### Exercise requirements
Take every line from the listing below that contains "Extended".

### Data shown
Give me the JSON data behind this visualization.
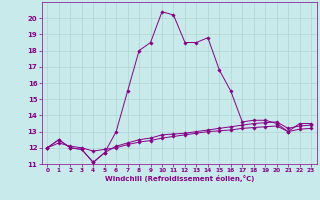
{
  "xlabel": "Windchill (Refroidissement éolien,°C)",
  "background_color": "#c8eaea",
  "grid_color": "#b0d4d4",
  "line_color": "#880088",
  "hours": [
    0,
    1,
    2,
    3,
    4,
    5,
    6,
    7,
    8,
    9,
    10,
    11,
    12,
    13,
    14,
    15,
    16,
    17,
    18,
    19,
    20,
    21,
    22,
    23
  ],
  "temp": [
    12.0,
    12.5,
    12.0,
    11.9,
    11.1,
    11.7,
    13.0,
    15.5,
    18.0,
    18.5,
    20.4,
    20.2,
    18.5,
    18.5,
    18.8,
    16.8,
    15.5,
    13.6,
    13.7,
    13.7,
    13.5,
    13.0,
    13.5,
    13.5
  ],
  "windchill": [
    12.0,
    12.5,
    12.0,
    11.9,
    11.1,
    11.7,
    12.1,
    12.3,
    12.5,
    12.6,
    12.8,
    12.85,
    12.9,
    13.0,
    13.1,
    13.2,
    13.3,
    13.4,
    13.5,
    13.55,
    13.6,
    13.2,
    13.35,
    13.4
  ],
  "windchill2": [
    12.0,
    12.3,
    12.1,
    12.0,
    11.8,
    11.9,
    12.0,
    12.2,
    12.35,
    12.45,
    12.6,
    12.7,
    12.8,
    12.9,
    13.0,
    13.05,
    13.1,
    13.2,
    13.25,
    13.3,
    13.35,
    13.0,
    13.15,
    13.2
  ],
  "ylim": [
    11,
    21
  ],
  "xlim": [
    -0.5,
    23.5
  ],
  "yticks": [
    11,
    12,
    13,
    14,
    15,
    16,
    17,
    18,
    19,
    20
  ],
  "xticks": [
    0,
    1,
    2,
    3,
    4,
    5,
    6,
    7,
    8,
    9,
    10,
    11,
    12,
    13,
    14,
    15,
    16,
    17,
    18,
    19,
    20,
    21,
    22,
    23
  ]
}
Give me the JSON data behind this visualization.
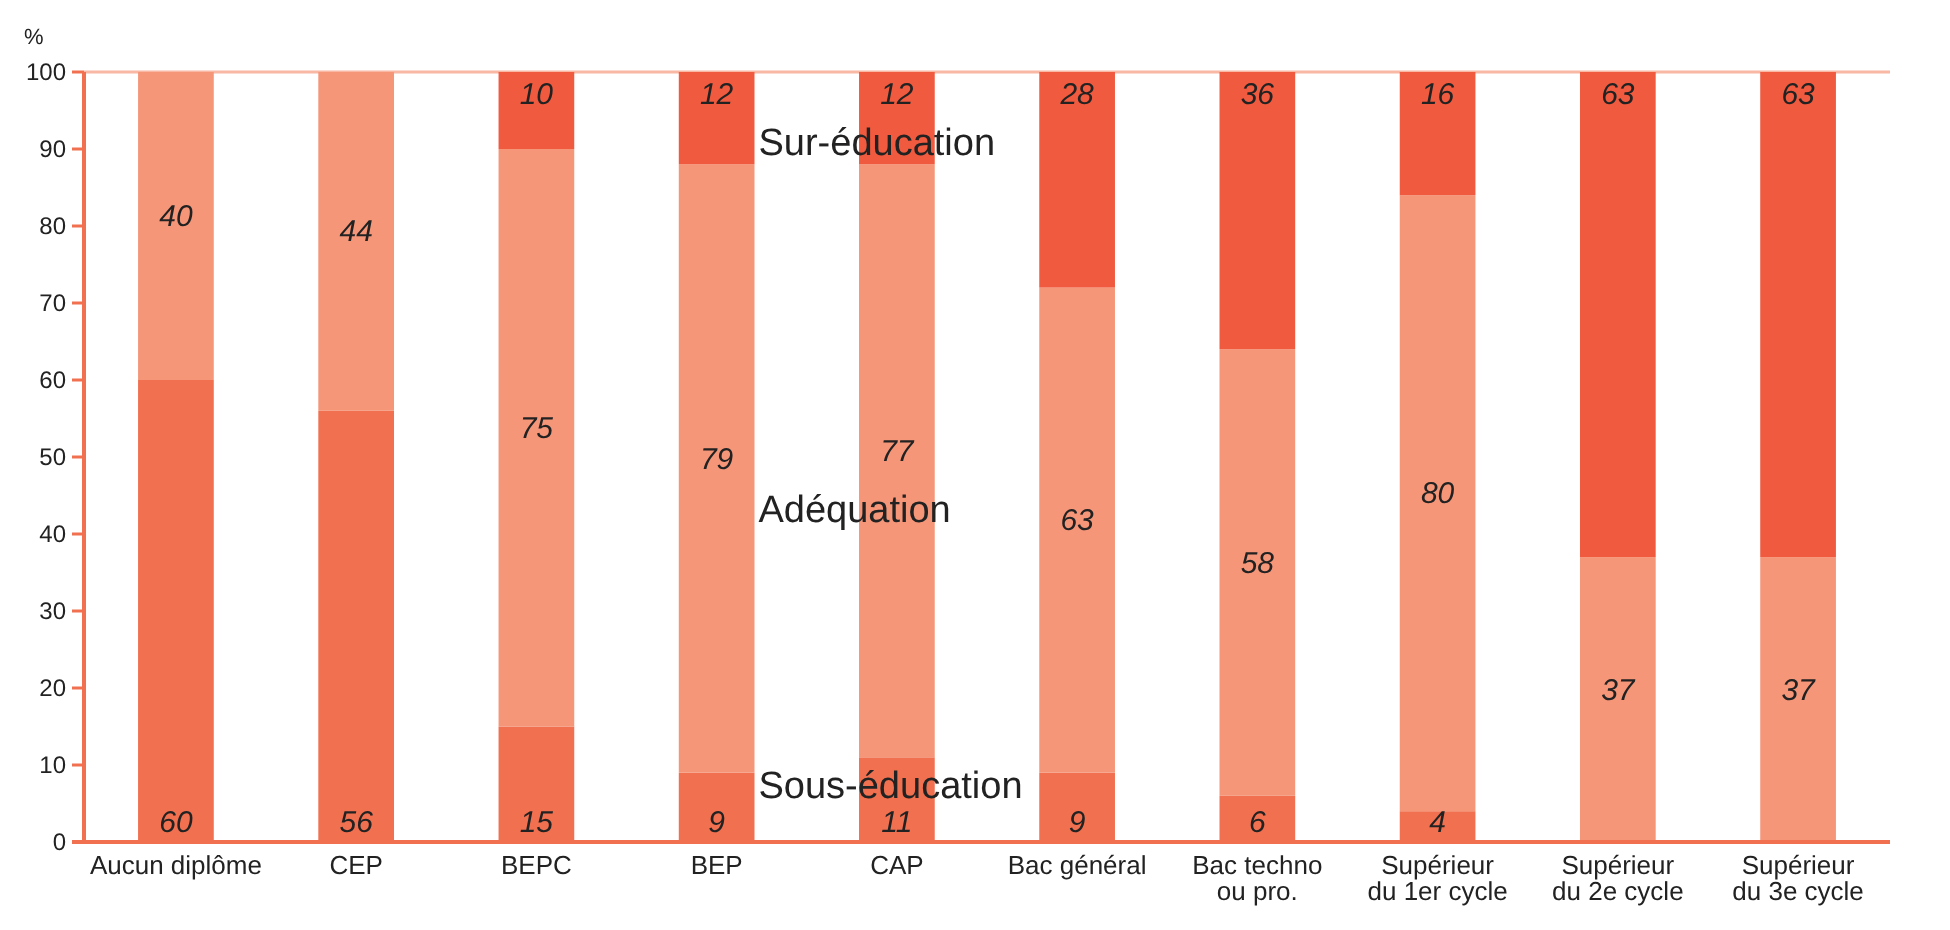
{
  "chart_data": {
    "type": "bar",
    "stacked": true,
    "ylabel": "%",
    "categories": [
      "Aucun diplôme",
      "CEP",
      "BEPC",
      "BEP",
      "CAP",
      "Bac général",
      "Bac techno ou pro.",
      "Supérieur du 1er cycle",
      "Supérieur du 2e cycle",
      "Supérieur du 3e cycle"
    ],
    "series": [
      {
        "name": "Sous-éducation",
        "color": "#f07050",
        "values": [
          60,
          56,
          15,
          9,
          11,
          9,
          6,
          4,
          0,
          0
        ],
        "value_labels": [
          "60",
          "56",
          "15",
          "9",
          "11",
          "9",
          "6",
          "4",
          null,
          null
        ]
      },
      {
        "name": "Adéquation",
        "color": "#f59679",
        "values": [
          40,
          44,
          75,
          79,
          77,
          63,
          58,
          80,
          37,
          37
        ],
        "value_labels": [
          "40",
          "44",
          "75",
          "79",
          "77",
          "63",
          "58",
          "80",
          "37",
          "37"
        ]
      },
      {
        "name": "Sur-éducation",
        "color": "#f05a3e",
        "values": [
          0,
          0,
          10,
          12,
          12,
          28,
          36,
          16,
          63,
          63
        ],
        "value_labels": [
          null,
          null,
          "10",
          "12",
          "12",
          "28",
          "36",
          "16",
          "63",
          "63"
        ]
      }
    ],
    "ylim": [
      0,
      100
    ],
    "yticks": [
      0,
      10,
      20,
      30,
      40,
      50,
      60,
      70,
      80,
      90,
      100
    ]
  }
}
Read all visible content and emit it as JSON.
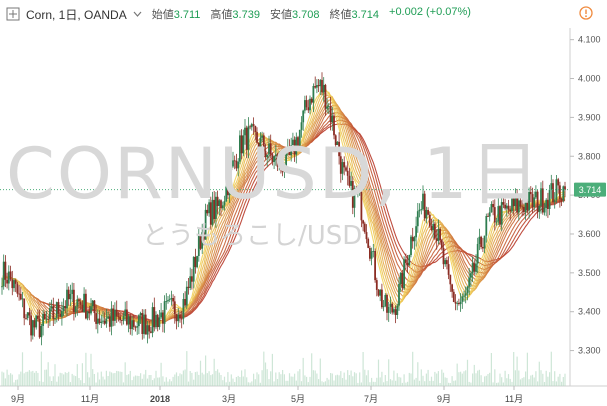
{
  "header": {
    "symbol_title": "Corn, 1日, OANDA",
    "open_label": "始値",
    "open_value": "3.711",
    "high_label": "高値",
    "high_value": "3.739",
    "low_label": "安値",
    "low_value": "3.708",
    "close_label": "終値",
    "close_value": "3.714",
    "change_value": "+0.002 (+0.07%)"
  },
  "watermark": {
    "symbol_line": "CORNUSD, 1日",
    "description": "とうもろこし/USD"
  },
  "price_label": "3.714",
  "icons": {
    "expand": "expand-square-icon",
    "dropdown": "chevron-down-icon",
    "alert": "alert-circle-icon"
  },
  "colors": {
    "up": "#2e7d4f",
    "down": "#8b2c23",
    "current_price": "#4cae7a",
    "ribbon_fast": "#f2d35a",
    "ribbon_slow": "#b83a2b"
  },
  "chart_data": {
    "type": "candlestick",
    "y_ticks": [
      "4.100",
      "4.000",
      "3.900",
      "3.800",
      "3.700",
      "3.600",
      "3.500",
      "3.400",
      "3.300"
    ],
    "x_ticks": [
      "9月",
      "11月",
      "2018",
      "3月",
      "5月",
      "7月",
      "9月",
      "11月"
    ],
    "ylim": [
      3.25,
      4.13
    ],
    "last_close": 3.714,
    "key_closes": [
      {
        "date": "2017-08",
        "close": 3.5
      },
      {
        "date": "2017-09",
        "close": 3.36
      },
      {
        "date": "2017-10",
        "close": 3.43
      },
      {
        "date": "2017-11",
        "close": 3.38
      },
      {
        "date": "2017-12",
        "close": 3.37
      },
      {
        "date": "2018-01",
        "close": 3.41
      },
      {
        "date": "2018-02",
        "close": 3.66
      },
      {
        "date": "2018-03",
        "close": 3.85
      },
      {
        "date": "2018-04",
        "close": 3.78
      },
      {
        "date": "2018-05",
        "close": 3.98
      },
      {
        "date": "2018-06",
        "close": 3.7
      },
      {
        "date": "2018-07",
        "close": 3.4
      },
      {
        "date": "2018-08",
        "close": 3.67
      },
      {
        "date": "2018-09",
        "close": 3.42
      },
      {
        "date": "2018-10",
        "close": 3.65
      },
      {
        "date": "2018-11",
        "close": 3.68
      },
      {
        "date": "2018-12",
        "close": 3.714
      }
    ],
    "indicator": "moving-average ribbon",
    "volume": true
  }
}
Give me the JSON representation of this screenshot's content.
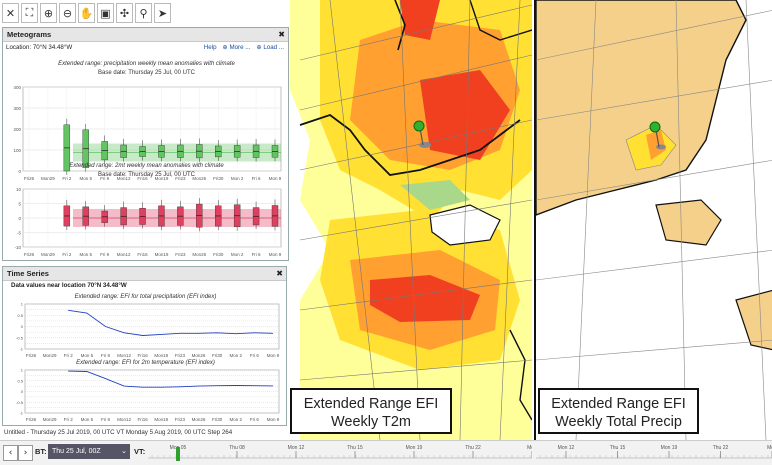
{
  "toolbar": {
    "icons": [
      "close-icon",
      "fullscreen-icon",
      "zoom-in-icon",
      "zoom-out-icon",
      "pan-hand-icon",
      "layers-icon",
      "move-icon",
      "pin-icon",
      "pointer-icon"
    ],
    "glyphs": [
      "✕",
      "⛶",
      "⊕",
      "⊖",
      "✋",
      "▣",
      "✣",
      "⚲",
      "➤"
    ]
  },
  "meteograms": {
    "title": "Meteograms",
    "location": "Location: 70°N 34.48°W",
    "help": "Help",
    "more": "More ...",
    "load": "Load ...",
    "chart1_title": "Extended range: precipitation weekly mean anomalies with climate",
    "chart1_base": "Base date: Thursday 25 Jul, 00 UTC",
    "chart2_title": "Extended range: 2mt weekly mean anomalies with climate",
    "chart2_base": "Base date: Thursday 25 Jul, 00 UTC",
    "x_labels": [
      "Fri26",
      "Mon29",
      "Fri 2",
      "Mon 5",
      "Fri 9",
      "Mon12",
      "Fri16",
      "Mon19",
      "Fri23",
      "Mon26",
      "Fri30",
      "Mon 2",
      "Fri 6",
      "Mon 9"
    ],
    "chart1_y": [
      "400",
      "300",
      "200",
      "100",
      "0"
    ],
    "chart2_y": [
      "10",
      "5",
      "0",
      "-5",
      "-10"
    ],
    "precip_box_heights": [
      0.55,
      0.45,
      0.22,
      0.15,
      0.12,
      0.14,
      0.15,
      0.16,
      0.13,
      0.14,
      0.15,
      0.14
    ],
    "temp_box_heights": [
      0.35,
      0.32,
      0.2,
      0.3,
      0.28,
      0.35,
      0.32,
      0.4,
      0.35,
      0.38,
      0.3,
      0.36
    ]
  },
  "timeseries": {
    "title": "Time Series",
    "location": "Data values near location 70°N 34.48°W",
    "chart1_title": "Extended range: EFI for total precipitation (EFI index)",
    "chart2_title": "Extended range: EFI for 2m temperature (EFI index)",
    "chart1_y": [
      "1",
      "0.75",
      "0.5",
      "0.25",
      "0",
      "-0.25",
      "-0.5",
      "-0.75",
      "-1"
    ],
    "chart2_y": [
      "1",
      "0.75",
      "0.5",
      "0.25",
      "0",
      "-0.25",
      "-0.5",
      "-0.75",
      "-1"
    ],
    "x_labels": [
      "Fri26",
      "Mon29",
      "Fri 2",
      "Mon 5",
      "Fri 9",
      "Mon12",
      "Fri16",
      "Mon19",
      "Fri23",
      "Mon26",
      "Fri30",
      "Mon 2",
      "Fri 6",
      "Mon 9"
    ],
    "precip_series": [
      0.72,
      0.6,
      0.0,
      -0.28,
      -0.4,
      -0.35,
      -0.3,
      -0.3,
      -0.28,
      -0.32,
      -0.28,
      -0.3
    ],
    "temp_series": [
      0.95,
      0.93,
      0.6,
      0.25,
      0.2,
      0.2,
      0.22,
      0.25,
      0.27,
      0.28,
      0.27,
      0.26
    ]
  },
  "status_line": "Untitled - Thursday 25 Jul 2019, 00 UTC VT Monday 5 Aug 2019, 00 UTC Step 264",
  "labels": {
    "left": [
      "Extended Range EFI",
      "Weekly T2m"
    ],
    "right": [
      "Extended Range EFI",
      "Weekly Total Precip"
    ]
  },
  "bottom": {
    "bt_label": "BT:",
    "bt_value": "Thu 25 Jul, 00Z",
    "vt_label": "VT:",
    "ticks_left": [
      "Mon 05",
      "Thu 08",
      "Mon 12",
      "Thu 15",
      "Mon 19",
      "Thu 22",
      "Mon"
    ],
    "ticks_right": [
      "Mon 12",
      "Thu 15",
      "Mon 19",
      "Thu 22",
      "Mon"
    ]
  },
  "colors": {
    "efi_light": "#ffff99",
    "efi_yellow": "#ffe033",
    "efi_orange": "#ffa030",
    "efi_red": "#f04020",
    "efi_green": "#aad88a",
    "land_tan": "#f4d08a",
    "sea": "#ffffff",
    "precip_green": "#62c462",
    "temp_red": "#e04060",
    "line_blue": "#2040c0"
  }
}
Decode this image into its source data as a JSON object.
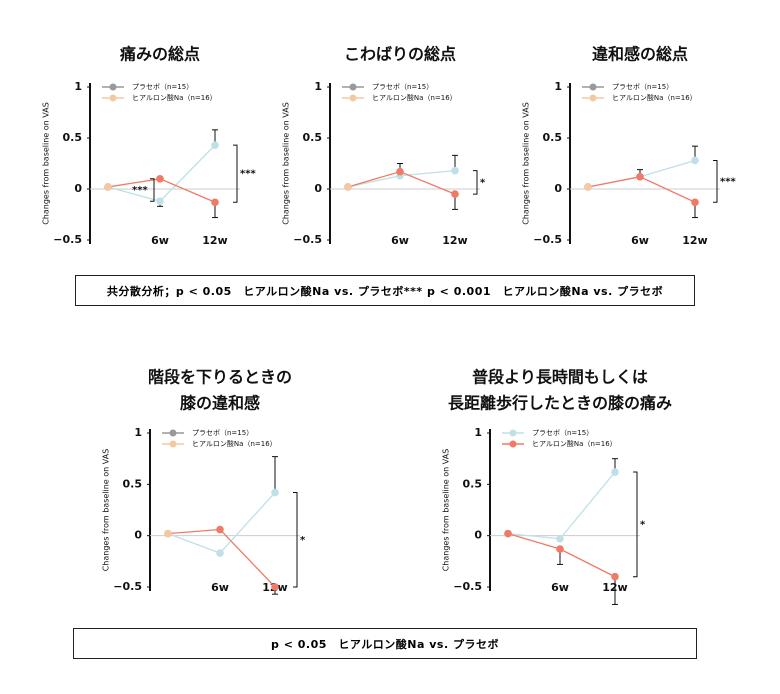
{
  "chart_data": [
    {
      "type": "line",
      "title": "痛みの総点",
      "ylabel": "Changes from baseline on VAS",
      "categories": [
        null,
        "6w",
        "12w"
      ],
      "ylim": [
        -0.5,
        1
      ],
      "yticks": [
        1,
        0.5,
        0,
        {
          "value": -0.5,
          "label": "−0.5"
        }
      ],
      "series": [
        {
          "name": "プラセボ（n=15）",
          "color": "#999999",
          "line_color": "#bfe0e8",
          "values": [
            0.02,
            -0.12,
            0.43
          ],
          "errors": [
            null,
            0.05,
            0.15
          ]
        },
        {
          "name": "ヒアルロン酸Na（n=16）",
          "color": "#f5c9a0",
          "line_color": "#f07a66",
          "values": [
            0.02,
            0.1,
            -0.13
          ],
          "errors": [
            null,
            null,
            0.15
          ]
        }
      ],
      "significance": [
        null,
        "***",
        "***"
      ]
    },
    {
      "type": "line",
      "title": "こわばりの総点",
      "ylabel": "Changes from baseline on VAS",
      "categories": [
        null,
        "6w",
        "12w"
      ],
      "ylim": [
        -0.5,
        1
      ],
      "yticks": [
        1,
        0.5,
        0,
        {
          "value": -0.5,
          "label": "−0.5"
        }
      ],
      "series": [
        {
          "name": "プラセボ（n=15）",
          "color": "#999999",
          "line_color": "#bfe0e8",
          "values": [
            0.02,
            0.13,
            0.18
          ],
          "errors": [
            null,
            null,
            0.15
          ]
        },
        {
          "name": "ヒアルロン酸Na（n=16）",
          "color": "#f5c9a0",
          "line_color": "#f07a66",
          "values": [
            0.02,
            0.17,
            -0.05
          ],
          "errors": [
            null,
            0.08,
            0.15
          ]
        }
      ],
      "significance": [
        null,
        null,
        "*"
      ]
    },
    {
      "type": "line",
      "title": "違和感の総点",
      "ylabel": "Changes from baseline on VAS",
      "categories": [
        null,
        "6w",
        "12w"
      ],
      "ylim": [
        -0.5,
        1
      ],
      "yticks": [
        1,
        0.5,
        0,
        {
          "value": -0.5,
          "label": "−0.5"
        }
      ],
      "series": [
        {
          "name": "プラセボ（n=15）",
          "color": "#999999",
          "line_color": "#bfe0e8",
          "values": [
            0.02,
            0.12,
            0.28
          ],
          "errors": [
            null,
            0.07,
            0.14
          ]
        },
        {
          "name": "ヒアルロン酸Na（n=16）",
          "color": "#f5c9a0",
          "line_color": "#f07a66",
          "values": [
            0.02,
            0.12,
            -0.13
          ],
          "errors": [
            null,
            null,
            0.15
          ]
        }
      ],
      "significance": [
        null,
        null,
        "***"
      ]
    },
    {
      "type": "line",
      "title": [
        "階段を下りるときの",
        "膝の違和感"
      ],
      "ylabel": "Changes from baseline on VAS",
      "categories": [
        null,
        "6w",
        "12w"
      ],
      "ylim": [
        -0.5,
        1
      ],
      "yticks": [
        1,
        0.5,
        0,
        {
          "value": -0.5,
          "label": "−0.5"
        }
      ],
      "series": [
        {
          "name": "プラセボ（n=15）",
          "color": "#999999",
          "line_color": "#bfe0e8",
          "values": [
            0.02,
            -0.17,
            0.42
          ],
          "errors": [
            null,
            null,
            0.35
          ]
        },
        {
          "name": "ヒアルロン酸Na（n=16）",
          "color": "#f5c9a0",
          "line_color": "#f07a66",
          "values": [
            0.02,
            0.06,
            -0.5
          ],
          "errors": [
            null,
            null,
            0.07
          ]
        }
      ],
      "significance": [
        null,
        null,
        "*"
      ]
    },
    {
      "type": "line",
      "title": [
        "普段より長時間もしくは",
        "長距離歩行したときの膝の痛み"
      ],
      "ylabel": "Changes from baseline on VAS",
      "categories": [
        null,
        "6w",
        "12w"
      ],
      "ylim": [
        -0.5,
        1
      ],
      "yticks": [
        1,
        0.5,
        0,
        {
          "value": -0.5,
          "label": "−0.5"
        }
      ],
      "series": [
        {
          "name": "プラセボ（n=15）",
          "color": "#bfe0e8",
          "line_color": "#bfe0e8",
          "values": [
            0.02,
            -0.03,
            0.62
          ],
          "errors": [
            null,
            null,
            0.13
          ]
        },
        {
          "name": "ヒアルロン酸Na（n=16）",
          "color": "#f07a66",
          "line_color": "#f07a66",
          "values": [
            0.02,
            -0.13,
            -0.4
          ],
          "errors": [
            null,
            0.15,
            0.27
          ]
        }
      ],
      "significance": [
        null,
        null,
        "*"
      ]
    }
  ],
  "notes": [
    "共分散分析；p < 0.05　ヒアルロン酸Na vs. プラセボ*** p < 0.001　ヒアルロン酸Na vs. プラセボ",
    "p < 0.05　ヒアルロン酸Na vs. プラセボ"
  ]
}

### Reply
    "chart1_title": "Extended range: precipitation weekly mean anomalies with climate",
    "chart2_title": "Extended range: 2mt weekly mean anomalies with climate",
    "chart1_title": "Extended range: EFI for total precipitation (EFI index)",
    "chart2_title": "Extended range: EFI for 2m temperature (EFI index)",
      "Extended Range EFI",
      "Extended Range EFI",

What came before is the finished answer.